----- Information given

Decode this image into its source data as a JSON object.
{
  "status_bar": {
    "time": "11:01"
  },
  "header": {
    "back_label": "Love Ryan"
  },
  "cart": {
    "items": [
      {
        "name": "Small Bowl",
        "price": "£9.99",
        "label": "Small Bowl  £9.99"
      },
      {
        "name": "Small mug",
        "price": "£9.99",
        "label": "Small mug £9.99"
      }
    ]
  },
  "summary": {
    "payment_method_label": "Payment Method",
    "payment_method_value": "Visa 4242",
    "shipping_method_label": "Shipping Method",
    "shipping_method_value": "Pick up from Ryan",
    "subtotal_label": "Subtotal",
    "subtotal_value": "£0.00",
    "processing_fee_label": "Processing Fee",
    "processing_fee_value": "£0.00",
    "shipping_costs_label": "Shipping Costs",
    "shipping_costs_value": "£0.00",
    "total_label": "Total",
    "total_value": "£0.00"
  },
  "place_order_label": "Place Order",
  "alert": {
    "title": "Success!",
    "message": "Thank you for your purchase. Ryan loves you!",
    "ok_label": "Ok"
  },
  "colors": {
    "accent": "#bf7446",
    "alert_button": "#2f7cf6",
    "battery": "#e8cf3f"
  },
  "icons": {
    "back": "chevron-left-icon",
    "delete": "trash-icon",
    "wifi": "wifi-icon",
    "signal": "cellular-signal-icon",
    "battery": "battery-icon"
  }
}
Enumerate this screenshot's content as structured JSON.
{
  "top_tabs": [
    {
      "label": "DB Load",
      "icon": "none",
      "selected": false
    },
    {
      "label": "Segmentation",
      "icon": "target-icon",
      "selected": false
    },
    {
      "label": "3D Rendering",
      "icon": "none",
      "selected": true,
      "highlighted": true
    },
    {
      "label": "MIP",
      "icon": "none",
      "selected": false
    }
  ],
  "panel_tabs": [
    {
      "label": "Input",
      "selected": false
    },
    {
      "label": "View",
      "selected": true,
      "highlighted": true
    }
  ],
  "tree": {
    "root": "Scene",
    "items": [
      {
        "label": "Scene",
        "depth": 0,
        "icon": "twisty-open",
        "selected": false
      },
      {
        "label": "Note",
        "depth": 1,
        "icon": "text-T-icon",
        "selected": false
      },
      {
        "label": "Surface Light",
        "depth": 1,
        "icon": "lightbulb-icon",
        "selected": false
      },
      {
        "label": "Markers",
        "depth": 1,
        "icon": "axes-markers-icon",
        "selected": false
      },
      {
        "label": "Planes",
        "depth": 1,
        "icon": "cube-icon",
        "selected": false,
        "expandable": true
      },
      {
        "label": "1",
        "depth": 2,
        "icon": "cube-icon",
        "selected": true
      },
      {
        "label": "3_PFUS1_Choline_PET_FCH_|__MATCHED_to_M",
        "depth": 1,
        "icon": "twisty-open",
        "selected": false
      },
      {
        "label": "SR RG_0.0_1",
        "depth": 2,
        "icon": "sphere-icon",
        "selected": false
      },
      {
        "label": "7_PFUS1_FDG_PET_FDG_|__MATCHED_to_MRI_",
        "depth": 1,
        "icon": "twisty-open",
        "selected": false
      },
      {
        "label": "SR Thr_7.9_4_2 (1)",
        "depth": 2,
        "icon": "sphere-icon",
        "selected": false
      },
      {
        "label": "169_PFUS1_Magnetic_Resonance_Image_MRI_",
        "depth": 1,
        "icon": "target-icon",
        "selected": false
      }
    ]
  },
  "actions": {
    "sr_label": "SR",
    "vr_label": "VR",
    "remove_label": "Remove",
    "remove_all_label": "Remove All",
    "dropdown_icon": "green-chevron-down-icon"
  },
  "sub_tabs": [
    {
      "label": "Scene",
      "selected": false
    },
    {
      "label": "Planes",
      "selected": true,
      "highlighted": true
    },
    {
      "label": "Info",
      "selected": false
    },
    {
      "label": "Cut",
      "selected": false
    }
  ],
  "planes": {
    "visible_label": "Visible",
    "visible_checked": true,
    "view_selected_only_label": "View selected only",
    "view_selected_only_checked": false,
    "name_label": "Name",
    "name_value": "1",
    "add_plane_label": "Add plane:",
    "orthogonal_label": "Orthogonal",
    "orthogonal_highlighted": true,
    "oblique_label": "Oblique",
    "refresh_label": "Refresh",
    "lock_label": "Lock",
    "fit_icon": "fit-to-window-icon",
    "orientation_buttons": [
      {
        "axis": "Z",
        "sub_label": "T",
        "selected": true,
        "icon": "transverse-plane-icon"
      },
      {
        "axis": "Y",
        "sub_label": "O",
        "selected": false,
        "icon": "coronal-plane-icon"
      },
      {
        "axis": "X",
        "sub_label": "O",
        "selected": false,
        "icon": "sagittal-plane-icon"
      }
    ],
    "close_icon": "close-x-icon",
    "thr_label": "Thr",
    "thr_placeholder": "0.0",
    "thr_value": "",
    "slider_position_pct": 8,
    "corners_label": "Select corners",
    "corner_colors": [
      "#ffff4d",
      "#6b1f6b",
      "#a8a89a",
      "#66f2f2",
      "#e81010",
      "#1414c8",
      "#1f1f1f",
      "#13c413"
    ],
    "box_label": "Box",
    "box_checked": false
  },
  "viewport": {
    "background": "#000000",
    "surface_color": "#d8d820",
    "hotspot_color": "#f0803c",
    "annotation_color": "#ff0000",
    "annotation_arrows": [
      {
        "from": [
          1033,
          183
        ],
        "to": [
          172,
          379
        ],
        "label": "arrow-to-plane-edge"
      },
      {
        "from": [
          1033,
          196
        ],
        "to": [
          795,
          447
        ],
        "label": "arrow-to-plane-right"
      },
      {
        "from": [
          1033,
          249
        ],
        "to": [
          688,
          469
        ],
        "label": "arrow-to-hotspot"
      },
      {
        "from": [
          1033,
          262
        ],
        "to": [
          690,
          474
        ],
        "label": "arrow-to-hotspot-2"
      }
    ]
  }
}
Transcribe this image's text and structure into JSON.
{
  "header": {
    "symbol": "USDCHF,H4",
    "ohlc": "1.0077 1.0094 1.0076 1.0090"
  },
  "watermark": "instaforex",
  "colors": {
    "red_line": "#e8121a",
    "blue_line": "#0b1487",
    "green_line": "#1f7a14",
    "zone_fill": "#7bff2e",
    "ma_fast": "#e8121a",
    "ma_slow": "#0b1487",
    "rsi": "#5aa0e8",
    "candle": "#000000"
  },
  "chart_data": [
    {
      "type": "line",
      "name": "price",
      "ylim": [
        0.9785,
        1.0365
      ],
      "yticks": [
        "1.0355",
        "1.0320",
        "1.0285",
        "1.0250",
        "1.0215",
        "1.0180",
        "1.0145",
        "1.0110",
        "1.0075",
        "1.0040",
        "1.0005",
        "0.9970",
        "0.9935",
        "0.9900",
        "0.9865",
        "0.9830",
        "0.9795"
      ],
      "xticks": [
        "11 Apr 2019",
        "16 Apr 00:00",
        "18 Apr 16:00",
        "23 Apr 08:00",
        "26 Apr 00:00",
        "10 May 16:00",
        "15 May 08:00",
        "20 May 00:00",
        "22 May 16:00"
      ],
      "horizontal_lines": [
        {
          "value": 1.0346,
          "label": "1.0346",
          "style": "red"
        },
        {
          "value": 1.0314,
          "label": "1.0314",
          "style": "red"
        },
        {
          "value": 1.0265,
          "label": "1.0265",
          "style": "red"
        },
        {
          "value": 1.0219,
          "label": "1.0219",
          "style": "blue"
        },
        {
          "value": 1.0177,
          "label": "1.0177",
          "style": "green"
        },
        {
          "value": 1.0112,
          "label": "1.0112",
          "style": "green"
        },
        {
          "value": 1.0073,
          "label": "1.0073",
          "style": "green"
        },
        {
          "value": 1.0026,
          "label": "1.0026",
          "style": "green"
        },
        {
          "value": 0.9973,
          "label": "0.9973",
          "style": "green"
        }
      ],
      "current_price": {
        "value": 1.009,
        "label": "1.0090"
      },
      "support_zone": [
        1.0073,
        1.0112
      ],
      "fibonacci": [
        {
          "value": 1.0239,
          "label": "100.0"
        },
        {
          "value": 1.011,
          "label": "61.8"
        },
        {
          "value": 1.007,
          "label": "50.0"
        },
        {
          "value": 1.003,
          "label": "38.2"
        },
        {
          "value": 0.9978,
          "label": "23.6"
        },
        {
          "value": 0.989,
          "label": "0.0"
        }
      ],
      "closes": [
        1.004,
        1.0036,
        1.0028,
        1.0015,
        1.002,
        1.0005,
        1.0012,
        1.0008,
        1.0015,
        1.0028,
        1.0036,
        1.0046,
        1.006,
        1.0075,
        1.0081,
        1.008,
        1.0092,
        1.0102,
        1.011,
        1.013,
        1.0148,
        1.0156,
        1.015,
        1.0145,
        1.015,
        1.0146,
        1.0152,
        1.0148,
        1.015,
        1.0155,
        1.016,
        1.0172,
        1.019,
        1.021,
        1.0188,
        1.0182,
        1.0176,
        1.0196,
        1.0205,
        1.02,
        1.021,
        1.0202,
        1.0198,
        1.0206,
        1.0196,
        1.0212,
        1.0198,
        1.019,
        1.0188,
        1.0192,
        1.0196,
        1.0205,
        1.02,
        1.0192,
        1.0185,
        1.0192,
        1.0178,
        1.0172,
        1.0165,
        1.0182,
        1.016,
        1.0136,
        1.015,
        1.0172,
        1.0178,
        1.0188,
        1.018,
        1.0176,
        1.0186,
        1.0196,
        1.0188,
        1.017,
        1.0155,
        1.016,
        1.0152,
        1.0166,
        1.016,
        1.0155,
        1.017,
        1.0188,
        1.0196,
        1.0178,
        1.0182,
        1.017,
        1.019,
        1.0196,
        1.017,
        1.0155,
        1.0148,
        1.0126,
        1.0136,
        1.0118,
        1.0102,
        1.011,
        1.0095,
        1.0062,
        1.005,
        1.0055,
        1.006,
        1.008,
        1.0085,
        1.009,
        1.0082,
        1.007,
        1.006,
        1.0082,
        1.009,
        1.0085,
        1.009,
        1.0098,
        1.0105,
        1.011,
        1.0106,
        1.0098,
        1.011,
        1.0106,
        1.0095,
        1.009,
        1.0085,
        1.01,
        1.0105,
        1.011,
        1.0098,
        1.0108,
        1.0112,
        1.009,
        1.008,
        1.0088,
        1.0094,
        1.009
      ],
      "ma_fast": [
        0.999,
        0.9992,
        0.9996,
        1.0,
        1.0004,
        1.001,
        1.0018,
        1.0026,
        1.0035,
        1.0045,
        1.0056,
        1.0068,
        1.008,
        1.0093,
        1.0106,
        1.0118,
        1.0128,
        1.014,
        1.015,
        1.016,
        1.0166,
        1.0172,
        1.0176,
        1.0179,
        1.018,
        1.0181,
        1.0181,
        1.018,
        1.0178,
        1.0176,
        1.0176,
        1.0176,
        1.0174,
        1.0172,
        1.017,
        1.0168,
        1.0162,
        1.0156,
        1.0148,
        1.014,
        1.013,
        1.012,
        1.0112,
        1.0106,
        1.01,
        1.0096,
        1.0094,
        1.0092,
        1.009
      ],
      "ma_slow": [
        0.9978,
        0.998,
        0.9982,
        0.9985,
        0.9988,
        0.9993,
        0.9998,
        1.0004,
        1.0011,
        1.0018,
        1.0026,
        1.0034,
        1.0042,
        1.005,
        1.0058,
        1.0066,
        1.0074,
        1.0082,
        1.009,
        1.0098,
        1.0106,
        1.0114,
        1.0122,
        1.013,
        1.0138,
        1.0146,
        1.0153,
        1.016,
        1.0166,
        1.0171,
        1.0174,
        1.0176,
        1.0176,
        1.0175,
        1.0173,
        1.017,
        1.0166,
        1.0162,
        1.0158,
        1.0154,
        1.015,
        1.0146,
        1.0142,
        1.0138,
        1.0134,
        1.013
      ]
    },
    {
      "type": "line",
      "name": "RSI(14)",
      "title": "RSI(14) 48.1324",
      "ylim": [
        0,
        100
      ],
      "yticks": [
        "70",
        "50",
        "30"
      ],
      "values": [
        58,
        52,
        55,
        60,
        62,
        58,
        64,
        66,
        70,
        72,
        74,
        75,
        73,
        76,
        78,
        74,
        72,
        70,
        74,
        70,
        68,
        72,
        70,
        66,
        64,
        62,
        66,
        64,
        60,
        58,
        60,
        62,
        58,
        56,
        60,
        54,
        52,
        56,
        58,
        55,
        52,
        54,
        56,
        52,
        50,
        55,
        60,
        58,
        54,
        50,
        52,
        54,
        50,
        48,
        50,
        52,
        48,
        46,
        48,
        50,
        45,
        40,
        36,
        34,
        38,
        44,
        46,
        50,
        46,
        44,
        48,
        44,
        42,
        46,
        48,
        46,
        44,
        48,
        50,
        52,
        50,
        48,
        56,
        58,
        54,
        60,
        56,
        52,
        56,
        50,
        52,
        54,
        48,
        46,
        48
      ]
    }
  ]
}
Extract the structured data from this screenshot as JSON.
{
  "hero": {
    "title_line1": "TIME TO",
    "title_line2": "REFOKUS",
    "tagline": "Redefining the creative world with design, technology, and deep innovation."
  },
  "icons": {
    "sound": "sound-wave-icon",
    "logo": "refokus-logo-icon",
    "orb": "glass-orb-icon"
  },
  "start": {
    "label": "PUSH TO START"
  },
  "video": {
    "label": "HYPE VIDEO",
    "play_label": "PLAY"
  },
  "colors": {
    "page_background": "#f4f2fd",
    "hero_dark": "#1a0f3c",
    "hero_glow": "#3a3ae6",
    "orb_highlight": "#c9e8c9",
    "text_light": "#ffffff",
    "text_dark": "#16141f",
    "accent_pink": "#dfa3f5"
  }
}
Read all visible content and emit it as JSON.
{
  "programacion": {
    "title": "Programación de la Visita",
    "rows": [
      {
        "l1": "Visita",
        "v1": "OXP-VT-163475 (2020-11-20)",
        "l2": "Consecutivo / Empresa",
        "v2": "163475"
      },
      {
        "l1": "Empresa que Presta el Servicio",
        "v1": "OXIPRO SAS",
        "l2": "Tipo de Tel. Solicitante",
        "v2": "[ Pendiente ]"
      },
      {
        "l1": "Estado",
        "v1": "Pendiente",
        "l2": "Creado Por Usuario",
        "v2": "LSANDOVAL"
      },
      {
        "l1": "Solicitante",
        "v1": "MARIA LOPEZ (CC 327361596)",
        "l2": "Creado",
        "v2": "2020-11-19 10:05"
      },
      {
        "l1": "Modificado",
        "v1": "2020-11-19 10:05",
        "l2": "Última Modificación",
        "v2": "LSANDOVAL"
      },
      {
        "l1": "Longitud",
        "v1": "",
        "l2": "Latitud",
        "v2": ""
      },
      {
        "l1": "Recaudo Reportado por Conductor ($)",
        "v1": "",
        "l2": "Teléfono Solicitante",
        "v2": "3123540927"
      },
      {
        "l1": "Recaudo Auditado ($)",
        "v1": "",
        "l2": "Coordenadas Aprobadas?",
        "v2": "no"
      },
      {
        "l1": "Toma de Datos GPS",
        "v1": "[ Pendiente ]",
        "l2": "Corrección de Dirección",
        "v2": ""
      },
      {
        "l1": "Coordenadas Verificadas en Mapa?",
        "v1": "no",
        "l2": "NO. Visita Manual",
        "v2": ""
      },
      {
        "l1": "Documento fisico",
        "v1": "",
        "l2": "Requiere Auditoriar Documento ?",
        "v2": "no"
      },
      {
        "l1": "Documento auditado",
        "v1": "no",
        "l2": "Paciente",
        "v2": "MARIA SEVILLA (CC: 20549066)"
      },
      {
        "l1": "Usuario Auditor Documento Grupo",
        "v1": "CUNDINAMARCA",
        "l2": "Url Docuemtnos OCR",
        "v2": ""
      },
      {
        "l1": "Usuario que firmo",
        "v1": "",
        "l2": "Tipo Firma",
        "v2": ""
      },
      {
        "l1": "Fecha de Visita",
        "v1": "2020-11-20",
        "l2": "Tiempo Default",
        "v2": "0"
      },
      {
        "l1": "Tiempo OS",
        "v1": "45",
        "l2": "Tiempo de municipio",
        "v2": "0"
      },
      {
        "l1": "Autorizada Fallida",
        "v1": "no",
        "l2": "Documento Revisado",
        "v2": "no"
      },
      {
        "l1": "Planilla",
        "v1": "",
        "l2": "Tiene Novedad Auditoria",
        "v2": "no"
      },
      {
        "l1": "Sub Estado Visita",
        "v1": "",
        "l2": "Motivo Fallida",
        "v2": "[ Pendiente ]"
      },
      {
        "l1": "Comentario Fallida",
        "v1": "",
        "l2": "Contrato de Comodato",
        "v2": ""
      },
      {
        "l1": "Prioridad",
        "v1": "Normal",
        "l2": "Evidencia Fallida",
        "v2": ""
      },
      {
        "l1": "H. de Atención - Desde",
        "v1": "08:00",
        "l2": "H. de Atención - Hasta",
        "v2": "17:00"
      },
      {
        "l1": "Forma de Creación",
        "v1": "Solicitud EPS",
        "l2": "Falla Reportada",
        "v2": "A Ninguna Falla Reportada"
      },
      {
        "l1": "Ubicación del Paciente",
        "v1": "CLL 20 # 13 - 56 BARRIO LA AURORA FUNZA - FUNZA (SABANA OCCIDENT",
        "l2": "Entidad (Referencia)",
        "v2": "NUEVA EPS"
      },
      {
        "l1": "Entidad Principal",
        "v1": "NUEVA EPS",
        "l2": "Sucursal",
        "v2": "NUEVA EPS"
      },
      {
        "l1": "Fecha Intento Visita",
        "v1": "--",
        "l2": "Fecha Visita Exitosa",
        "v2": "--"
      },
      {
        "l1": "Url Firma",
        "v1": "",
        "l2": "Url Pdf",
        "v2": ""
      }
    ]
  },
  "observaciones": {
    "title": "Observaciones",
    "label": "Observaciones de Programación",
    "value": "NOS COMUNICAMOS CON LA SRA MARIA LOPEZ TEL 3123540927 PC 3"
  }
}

----------

» Challenge
Copy out every line from the data above that has "Recaudo" in it.

» The response
        "l1": "Recaudo Reportado por Conductor ($)",
        "l1": "Recaudo Auditado ($)",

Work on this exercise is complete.